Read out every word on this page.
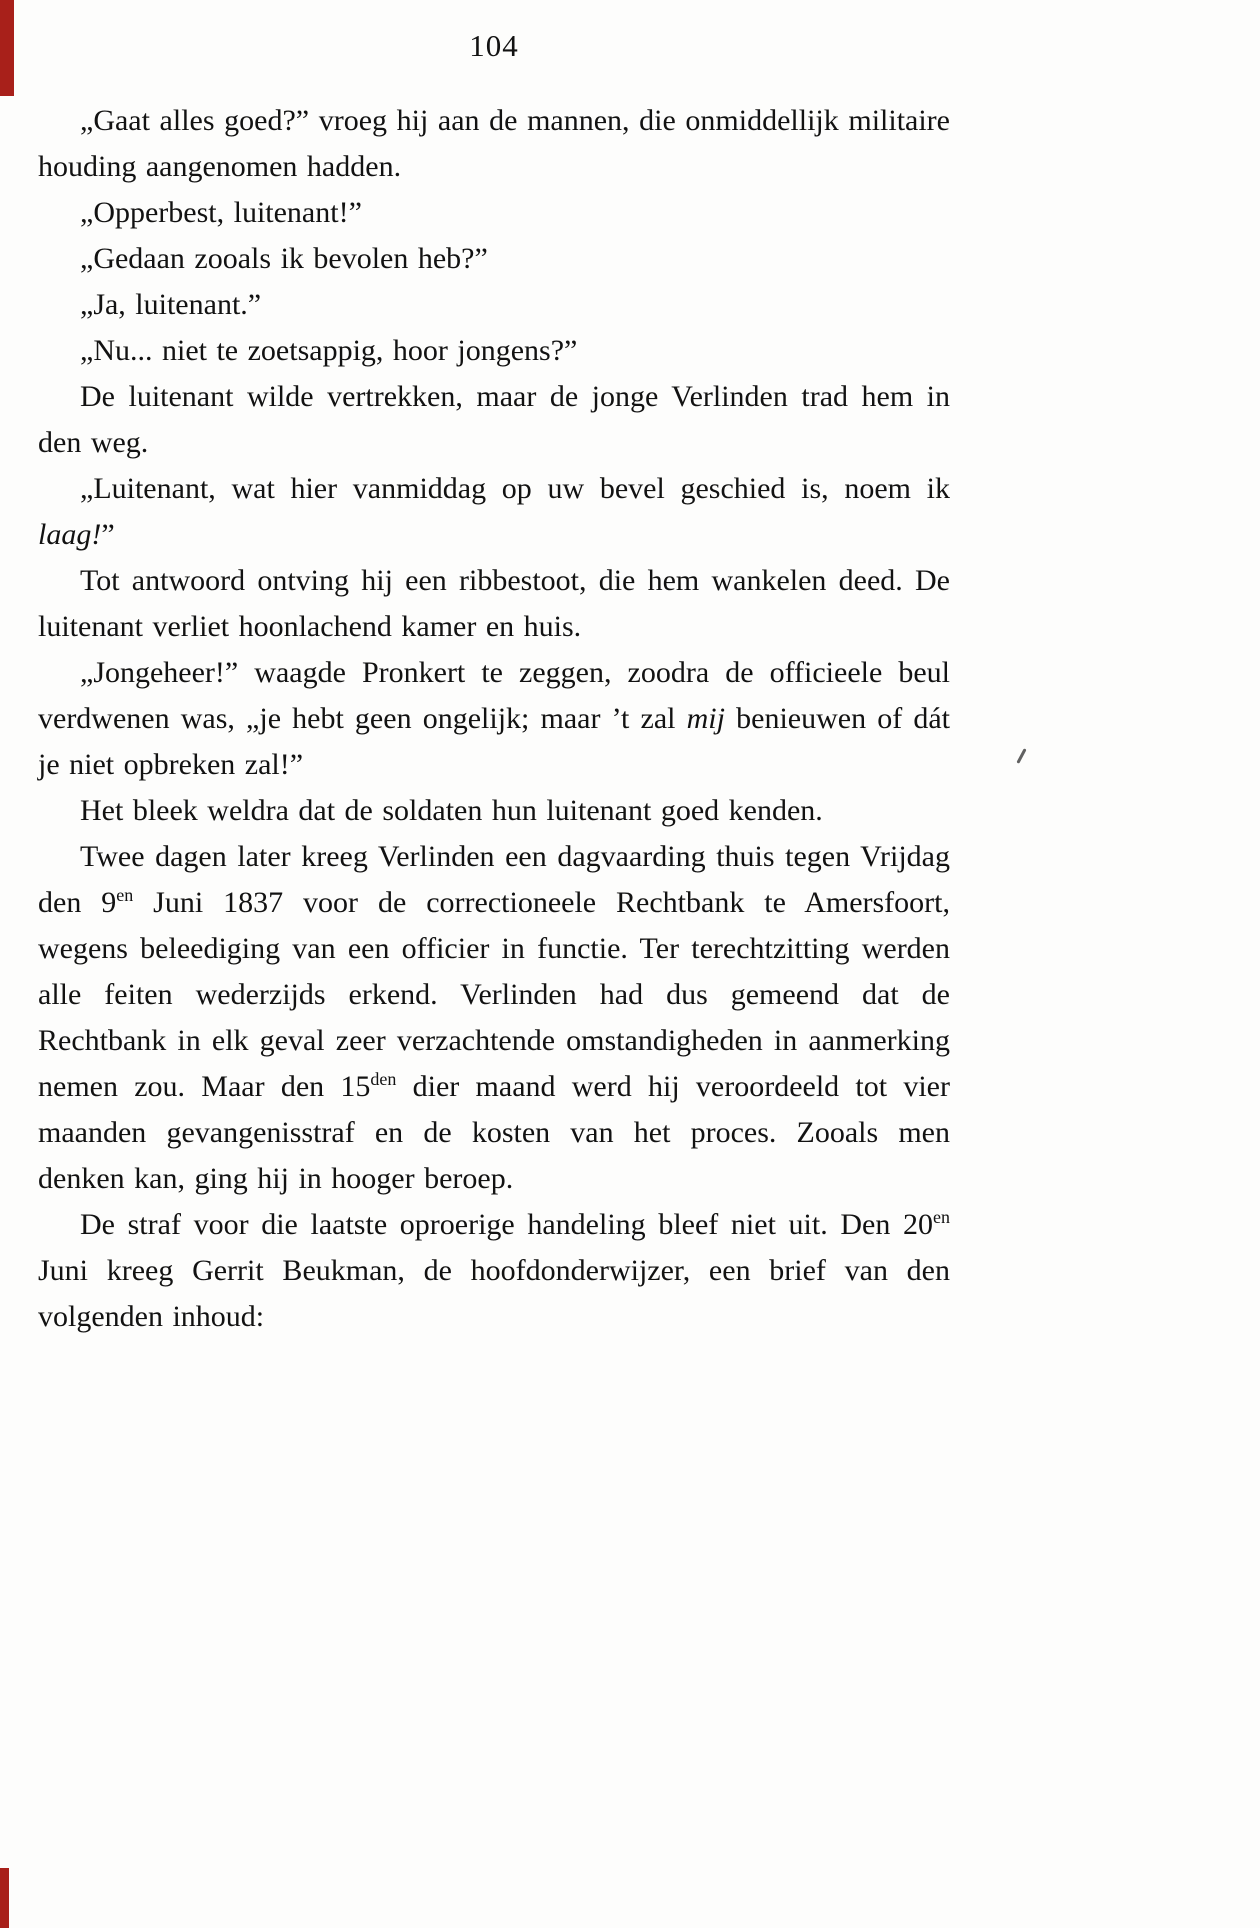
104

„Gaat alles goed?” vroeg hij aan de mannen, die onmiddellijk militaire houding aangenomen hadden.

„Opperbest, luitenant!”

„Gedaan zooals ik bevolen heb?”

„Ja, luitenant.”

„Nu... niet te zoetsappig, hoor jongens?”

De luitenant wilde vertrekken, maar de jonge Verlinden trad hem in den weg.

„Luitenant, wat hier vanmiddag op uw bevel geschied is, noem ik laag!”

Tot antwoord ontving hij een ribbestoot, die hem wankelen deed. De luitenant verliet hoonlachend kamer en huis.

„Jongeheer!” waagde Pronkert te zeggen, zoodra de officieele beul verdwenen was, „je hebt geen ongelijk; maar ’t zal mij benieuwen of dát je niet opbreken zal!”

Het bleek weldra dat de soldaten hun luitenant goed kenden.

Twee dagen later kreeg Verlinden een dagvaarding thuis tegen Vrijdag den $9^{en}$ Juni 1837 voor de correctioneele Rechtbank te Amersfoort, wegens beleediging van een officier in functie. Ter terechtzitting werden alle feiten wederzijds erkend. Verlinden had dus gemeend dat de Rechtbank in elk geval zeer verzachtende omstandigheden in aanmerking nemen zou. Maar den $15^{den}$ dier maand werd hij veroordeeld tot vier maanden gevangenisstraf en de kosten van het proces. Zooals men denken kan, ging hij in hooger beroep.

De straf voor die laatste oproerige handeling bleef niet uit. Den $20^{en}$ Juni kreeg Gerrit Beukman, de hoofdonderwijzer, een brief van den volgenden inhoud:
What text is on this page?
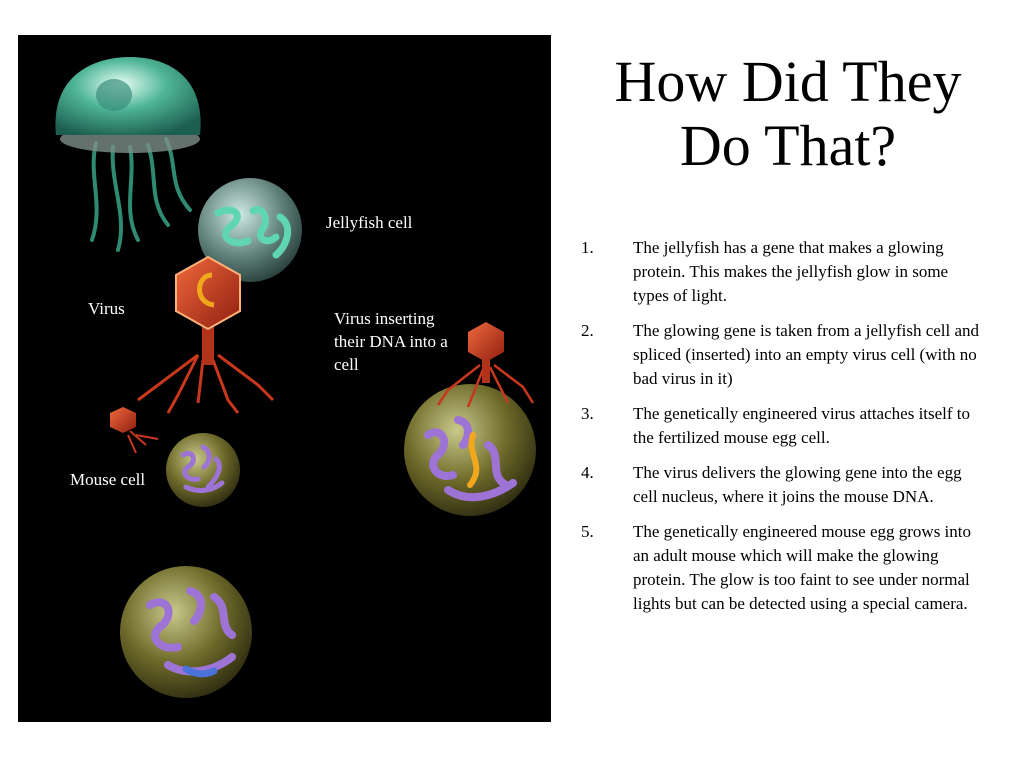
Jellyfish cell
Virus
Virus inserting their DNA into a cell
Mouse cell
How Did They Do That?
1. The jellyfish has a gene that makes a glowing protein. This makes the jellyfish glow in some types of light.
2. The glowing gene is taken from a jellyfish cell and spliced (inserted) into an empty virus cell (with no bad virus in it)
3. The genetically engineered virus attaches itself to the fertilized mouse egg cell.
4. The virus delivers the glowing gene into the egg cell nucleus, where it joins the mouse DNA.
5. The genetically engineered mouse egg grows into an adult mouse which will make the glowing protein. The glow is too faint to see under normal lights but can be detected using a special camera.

* Directions
Bring together all lines of the entries above in which the string "page" occurs.

* Problem solution
Read out every word on this page.
What text is on this page?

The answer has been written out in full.